WHAT YOU WILL DO =
Your task is to print the material below exactly as presented.

(Collected data entries)

··········

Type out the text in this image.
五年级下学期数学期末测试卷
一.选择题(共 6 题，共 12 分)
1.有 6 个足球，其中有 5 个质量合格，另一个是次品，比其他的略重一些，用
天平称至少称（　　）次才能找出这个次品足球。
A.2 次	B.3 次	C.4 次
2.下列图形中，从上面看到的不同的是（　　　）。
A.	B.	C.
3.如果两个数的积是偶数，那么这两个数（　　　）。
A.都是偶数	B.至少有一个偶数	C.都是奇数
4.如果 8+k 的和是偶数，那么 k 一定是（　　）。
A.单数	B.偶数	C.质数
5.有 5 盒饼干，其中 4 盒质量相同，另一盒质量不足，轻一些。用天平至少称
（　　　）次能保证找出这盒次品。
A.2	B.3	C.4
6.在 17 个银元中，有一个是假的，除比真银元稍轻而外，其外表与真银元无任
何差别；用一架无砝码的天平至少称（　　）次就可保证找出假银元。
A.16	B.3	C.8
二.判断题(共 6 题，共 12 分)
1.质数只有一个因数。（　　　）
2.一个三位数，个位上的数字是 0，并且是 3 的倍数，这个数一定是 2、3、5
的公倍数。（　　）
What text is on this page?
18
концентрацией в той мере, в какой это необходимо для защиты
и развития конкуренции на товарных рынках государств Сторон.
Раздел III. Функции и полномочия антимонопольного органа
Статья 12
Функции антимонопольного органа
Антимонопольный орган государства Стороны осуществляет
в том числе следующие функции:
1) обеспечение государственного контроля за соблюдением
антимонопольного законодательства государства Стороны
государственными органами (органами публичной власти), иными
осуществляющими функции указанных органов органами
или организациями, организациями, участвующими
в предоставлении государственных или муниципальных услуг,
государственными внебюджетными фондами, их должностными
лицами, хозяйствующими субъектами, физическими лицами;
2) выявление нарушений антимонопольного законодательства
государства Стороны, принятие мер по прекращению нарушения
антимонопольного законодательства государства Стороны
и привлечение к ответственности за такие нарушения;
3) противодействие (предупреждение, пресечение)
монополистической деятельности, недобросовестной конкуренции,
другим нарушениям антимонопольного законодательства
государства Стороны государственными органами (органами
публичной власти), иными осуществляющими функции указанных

··········

SOLUTION TO THE PROBLEM =
Type out the text in this image.
五年级下学期数学期末测试卷
一.选择题(共 6 题，共 12 分)
1.有 6 个足球，其中有 5 个质量合格，另一个是次品，比其他的略重一些，用
天平称至少称（　　）次才能找出这个次品足球。
A.2 次	B.3 次	C.4 次
2.下列图形中，从上面看到的不同的是（　　　）。
A.	B.	C.
3.如果两个数的积是偶数，那么这两个数（　　　）。
A.都是偶数	B.至少有一个偶数	C.都是奇数
4.如果 8+k 的和是偶数，那么 k 一定是（　　）。
A.单数	B.偶数	C.质数
5.有 5 盒饼干，其中 4 盒质量相同，另一盒质量不足，轻一些。用天平至少称
（　　　）次能保证找出这盒次品。
A.2	B.3	C.4
6.在 17 个银元中，有一个是假的，除比真银元稍轻而外，其外表与真银元无任
何差别；用一架无砝码的天平至少称（　　）次就可保证找出假银元。
A.16	B.3	C.8
二.判断题(共 6 题，共 12 分)
1.质数只有一个因数。（　　　）
2.一个三位数，个位上的数字是 0，并且是 3 的倍数，这个数一定是 2、3、5
的公倍数。（　　）
What text is on this page?
18
концентрацией в той мере, в какой это необходимо для защиты
и развития конкуренции на товарных рынках государств Сторон.
Раздел III. Функции и полномочия антимонопольного органа
Статья 12
Функции антимонопольного органа
Антимонопольный орган государства Стороны осуществляет
в том числе следующие функции:
1) обеспечение государственного контроля за соблюдением
антимонопольного законодательства государства Стороны
государственными органами (органами публичной власти), иными
осуществляющими функции указанных органов органами
или организациями, организациями, участвующими
в предоставлении государственных или муниципальных услуг,
государственными внебюджетными фондами, их должностными
лицами, хозяйствующими субъектами, физическими лицами;
2) выявление нарушений антимонопольного законодательства
государства Стороны, принятие мер по прекращению нарушения
антимонопольного законодательства государства Стороны
и привлечение к ответственности за такие нарушения;
3) противодействие (предупреждение, пресечение)
монополистической деятельности, недобросовестной конкуренции,
другим нарушениям антимонопольного законодательства
государства Стороны государственными органами (органами
публичной власти), иными осуществляющими функции указанных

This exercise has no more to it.